Print the whole listing exactly.
──────── Data for this exercise
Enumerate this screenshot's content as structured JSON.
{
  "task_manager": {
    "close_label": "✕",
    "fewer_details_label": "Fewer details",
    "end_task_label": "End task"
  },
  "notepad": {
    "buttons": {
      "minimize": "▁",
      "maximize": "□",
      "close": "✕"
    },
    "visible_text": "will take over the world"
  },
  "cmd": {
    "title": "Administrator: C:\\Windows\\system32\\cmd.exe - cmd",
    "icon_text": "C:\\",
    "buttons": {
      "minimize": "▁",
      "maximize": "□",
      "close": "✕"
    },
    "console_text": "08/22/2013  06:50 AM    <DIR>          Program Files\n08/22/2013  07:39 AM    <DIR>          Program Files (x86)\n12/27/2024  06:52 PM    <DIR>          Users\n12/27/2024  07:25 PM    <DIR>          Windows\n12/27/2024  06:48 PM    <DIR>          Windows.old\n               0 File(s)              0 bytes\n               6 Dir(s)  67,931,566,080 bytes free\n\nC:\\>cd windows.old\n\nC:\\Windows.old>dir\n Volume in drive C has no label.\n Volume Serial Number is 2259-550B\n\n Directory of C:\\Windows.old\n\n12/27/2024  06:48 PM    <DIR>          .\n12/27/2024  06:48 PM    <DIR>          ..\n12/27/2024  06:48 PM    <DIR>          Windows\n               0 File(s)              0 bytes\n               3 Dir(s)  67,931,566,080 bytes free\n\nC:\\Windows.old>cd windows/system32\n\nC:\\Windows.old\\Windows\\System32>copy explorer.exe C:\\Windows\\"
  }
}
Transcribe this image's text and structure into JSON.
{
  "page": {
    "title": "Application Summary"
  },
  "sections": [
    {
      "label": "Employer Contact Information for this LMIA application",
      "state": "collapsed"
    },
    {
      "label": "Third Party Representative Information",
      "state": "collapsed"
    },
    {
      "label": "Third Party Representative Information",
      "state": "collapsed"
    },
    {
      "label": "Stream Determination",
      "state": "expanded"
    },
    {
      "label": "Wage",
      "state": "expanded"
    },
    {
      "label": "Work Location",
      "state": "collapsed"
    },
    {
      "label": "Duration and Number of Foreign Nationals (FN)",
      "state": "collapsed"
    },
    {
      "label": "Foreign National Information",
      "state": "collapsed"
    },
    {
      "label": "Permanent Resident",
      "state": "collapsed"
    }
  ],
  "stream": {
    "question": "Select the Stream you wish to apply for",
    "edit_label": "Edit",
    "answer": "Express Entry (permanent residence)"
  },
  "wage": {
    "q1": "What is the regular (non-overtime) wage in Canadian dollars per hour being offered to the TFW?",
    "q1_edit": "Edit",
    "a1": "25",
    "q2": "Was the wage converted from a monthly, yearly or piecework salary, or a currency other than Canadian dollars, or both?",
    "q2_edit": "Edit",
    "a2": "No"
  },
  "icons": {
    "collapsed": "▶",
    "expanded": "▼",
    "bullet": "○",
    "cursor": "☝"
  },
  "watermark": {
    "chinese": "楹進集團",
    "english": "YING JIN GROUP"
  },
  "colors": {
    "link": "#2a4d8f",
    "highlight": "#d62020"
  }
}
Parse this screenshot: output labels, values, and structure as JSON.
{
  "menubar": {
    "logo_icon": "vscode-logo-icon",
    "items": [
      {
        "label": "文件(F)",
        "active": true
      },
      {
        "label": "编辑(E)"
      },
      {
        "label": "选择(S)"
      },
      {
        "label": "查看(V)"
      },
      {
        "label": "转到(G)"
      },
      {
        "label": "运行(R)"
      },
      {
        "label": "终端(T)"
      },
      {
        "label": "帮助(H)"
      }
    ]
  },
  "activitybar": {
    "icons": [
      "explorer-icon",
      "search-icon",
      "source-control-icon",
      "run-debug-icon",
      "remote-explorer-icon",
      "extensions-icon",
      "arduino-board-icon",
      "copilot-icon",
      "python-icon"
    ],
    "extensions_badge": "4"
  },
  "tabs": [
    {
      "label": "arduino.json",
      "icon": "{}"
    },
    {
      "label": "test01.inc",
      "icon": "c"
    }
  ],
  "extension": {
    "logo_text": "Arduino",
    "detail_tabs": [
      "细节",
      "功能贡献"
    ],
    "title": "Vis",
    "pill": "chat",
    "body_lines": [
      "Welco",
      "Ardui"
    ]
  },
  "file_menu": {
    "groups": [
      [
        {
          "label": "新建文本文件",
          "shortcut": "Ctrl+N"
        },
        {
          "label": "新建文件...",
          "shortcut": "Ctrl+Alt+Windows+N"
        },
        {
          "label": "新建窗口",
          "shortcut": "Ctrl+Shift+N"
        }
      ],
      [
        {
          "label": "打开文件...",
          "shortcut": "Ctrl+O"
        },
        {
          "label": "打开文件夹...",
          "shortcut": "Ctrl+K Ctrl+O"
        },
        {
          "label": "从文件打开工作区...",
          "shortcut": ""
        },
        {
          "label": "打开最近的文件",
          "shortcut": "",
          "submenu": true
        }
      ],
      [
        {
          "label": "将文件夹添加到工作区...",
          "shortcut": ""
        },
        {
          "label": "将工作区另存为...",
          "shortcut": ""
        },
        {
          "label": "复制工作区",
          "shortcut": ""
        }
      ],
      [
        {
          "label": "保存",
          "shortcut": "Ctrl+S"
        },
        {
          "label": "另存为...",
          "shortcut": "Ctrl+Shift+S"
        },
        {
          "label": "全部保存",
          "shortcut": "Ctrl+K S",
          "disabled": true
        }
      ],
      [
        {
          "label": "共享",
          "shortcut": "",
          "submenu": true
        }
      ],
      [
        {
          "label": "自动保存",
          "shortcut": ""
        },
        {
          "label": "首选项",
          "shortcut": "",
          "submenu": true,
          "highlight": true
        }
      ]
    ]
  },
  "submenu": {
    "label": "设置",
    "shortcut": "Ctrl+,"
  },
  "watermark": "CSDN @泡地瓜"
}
────────────────
Expected answer:
Enumerate this screenshot's content as structured JSON.
{
  "task_manager": {
    "close_label": "✕",
    "fewer_details_label": "Fewer details",
    "end_task_label": "End task"
  },
  "notepad": {
    "buttons": {
      "minimize": "▁",
      "maximize": "□",
      "close": "✕"
    },
    "visible_text": "will take over the world"
  },
  "cmd": {
    "title": "Administrator: C:\\Windows\\system32\\cmd.exe - cmd",
    "icon_text": "C:\\",
    "buttons": {
      "minimize": "▁",
      "maximize": "□",
      "close": "✕"
    },
    "console_text": "08/22/2013  06:50 AM    <DIR>          Program Files\n08/22/2013  07:39 AM    <DIR>          Program Files (x86)\n12/27/2024  06:52 PM    <DIR>          Users\n12/27/2024  07:25 PM    <DIR>          Windows\n12/27/2024  06:48 PM    <DIR>          Windows.old\n               0 File(s)              0 bytes\n               6 Dir(s)  67,931,566,080 bytes free\n\nC:\\>cd windows.old\n\nC:\\Windows.old>dir\n Volume in drive C has no label.\n Volume Serial Number is 2259-550B\n\n Directory of C:\\Windows.old\n\n12/27/2024  06:48 PM    <DIR>          .\n12/27/2024  06:48 PM    <DIR>          ..\n12/27/2024  06:48 PM    <DIR>          Windows\n               0 File(s)              0 bytes\n               3 Dir(s)  67,931,566,080 bytes free\n\nC:\\Windows.old>cd windows/system32\n\nC:\\Windows.old\\Windows\\System32>copy explorer.exe C:\\Windows\\"
  }
}
Transcribe this image's text and structure into JSON.
{
  "page": {
    "title": "Application Summary"
  },
  "sections": [
    {
      "label": "Employer Contact Information for this LMIA application",
      "state": "collapsed"
    },
    {
      "label": "Third Party Representative Information",
      "state": "collapsed"
    },
    {
      "label": "Third Party Representative Information",
      "state": "collapsed"
    },
    {
      "label": "Stream Determination",
      "state": "expanded"
    },
    {
      "label": "Wage",
      "state": "expanded"
    },
    {
      "label": "Work Location",
      "state": "collapsed"
    },
    {
      "label": "Duration and Number of Foreign Nationals (FN)",
      "state": "collapsed"
    },
    {
      "label": "Foreign National Information",
      "state": "collapsed"
    },
    {
      "label": "Permanent Resident",
      "state": "collapsed"
    }
  ],
  "stream": {
    "question": "Select the Stream you wish to apply for",
    "edit_label": "Edit",
    "answer": "Express Entry (permanent residence)"
  },
  "wage": {
    "q1": "What is the regular (non-overtime) wage in Canadian dollars per hour being offered to the TFW?",
    "q1_edit": "Edit",
    "a1": "25",
    "q2": "Was the wage converted from a monthly, yearly or piecework salary, or a currency other than Canadian dollars, or both?",
    "q2_edit": "Edit",
    "a2": "No"
  },
  "icons": {
    "collapsed": "▶",
    "expanded": "▼",
    "bullet": "○",
    "cursor": "☝"
  },
  "watermark": {
    "chinese": "楹進集團",
    "english": "YING JIN GROUP"
  },
  "colors": {
    "link": "#2a4d8f",
    "highlight": "#d62020"
  }
}
Parse this screenshot: output labels, values, and structure as JSON.
{
  "menubar": {
    "logo_icon": "vscode-logo-icon",
    "items": [
      {
        "label": "文件(F)",
        "active": true
      },
      {
        "label": "编辑(E)"
      },
      {
        "label": "选择(S)"
      },
      {
        "label": "查看(V)"
      },
      {
        "label": "转到(G)"
      },
      {
        "label": "运行(R)"
      },
      {
        "label": "终端(T)"
      },
      {
        "label": "帮助(H)"
      }
    ]
  },
  "activitybar": {
    "icons": [
      "explorer-icon",
      "search-icon",
      "source-control-icon",
      "run-debug-icon",
      "remote-explorer-icon",
      "extensions-icon",
      "arduino-board-icon",
      "copilot-icon",
      "python-icon"
    ],
    "extensions_badge": "4"
  },
  "tabs": [
    {
      "label": "arduino.json",
      "icon": "{}"
    },
    {
      "label": "test01.inc",
      "icon": "c"
    }
  ],
  "extension": {
    "logo_text": "Arduino",
    "detail_tabs": [
      "细节",
      "功能贡献"
    ],
    "title": "Vis",
    "pill": "chat",
    "body_lines": [
      "Welco",
      "Ardui"
    ]
  },
  "file_menu": {
    "groups": [
      [
        {
          "label": "新建文本文件",
          "shortcut": "Ctrl+N"
        },
        {
          "label": "新建文件...",
          "shortcut": "Ctrl+Alt+Windows+N"
        },
        {
          "label": "新建窗口",
          "shortcut": "Ctrl+Shift+N"
        }
      ],
      [
        {
          "label": "打开文件...",
          "shortcut": "Ctrl+O"
        },
        {
          "label": "打开文件夹...",
          "shortcut": "Ctrl+K Ctrl+O"
        },
        {
          "label": "从文件打开工作区...",
          "shortcut": ""
        },
        {
          "label": "打开最近的文件",
          "shortcut": "",
          "submenu": true
        }
      ],
      [
        {
          "label": "将文件夹添加到工作区...",
          "shortcut": ""
        },
        {
          "label": "将工作区另存为...",
          "shortcut": ""
        },
        {
          "label": "复制工作区",
          "shortcut": ""
        }
      ],
      [
        {
          "label": "保存",
          "shortcut": "Ctrl+S"
        },
        {
          "label": "另存为...",
          "shortcut": "Ctrl+Shift+S"
        },
        {
          "label": "全部保存",
          "shortcut": "Ctrl+K S",
          "disabled": true
        }
      ],
      [
        {
          "label": "共享",
          "shortcut": "",
          "submenu": true
        }
      ],
      [
        {
          "label": "自动保存",
          "shortcut": ""
        },
        {
          "label": "首选项",
          "shortcut": "",
          "submenu": true,
          "highlight": true
        }
      ]
    ]
  },
  "submenu": {
    "label": "设置",
    "shortcut": "Ctrl+,"
  },
  "watermark": "CSDN @泡地瓜"
}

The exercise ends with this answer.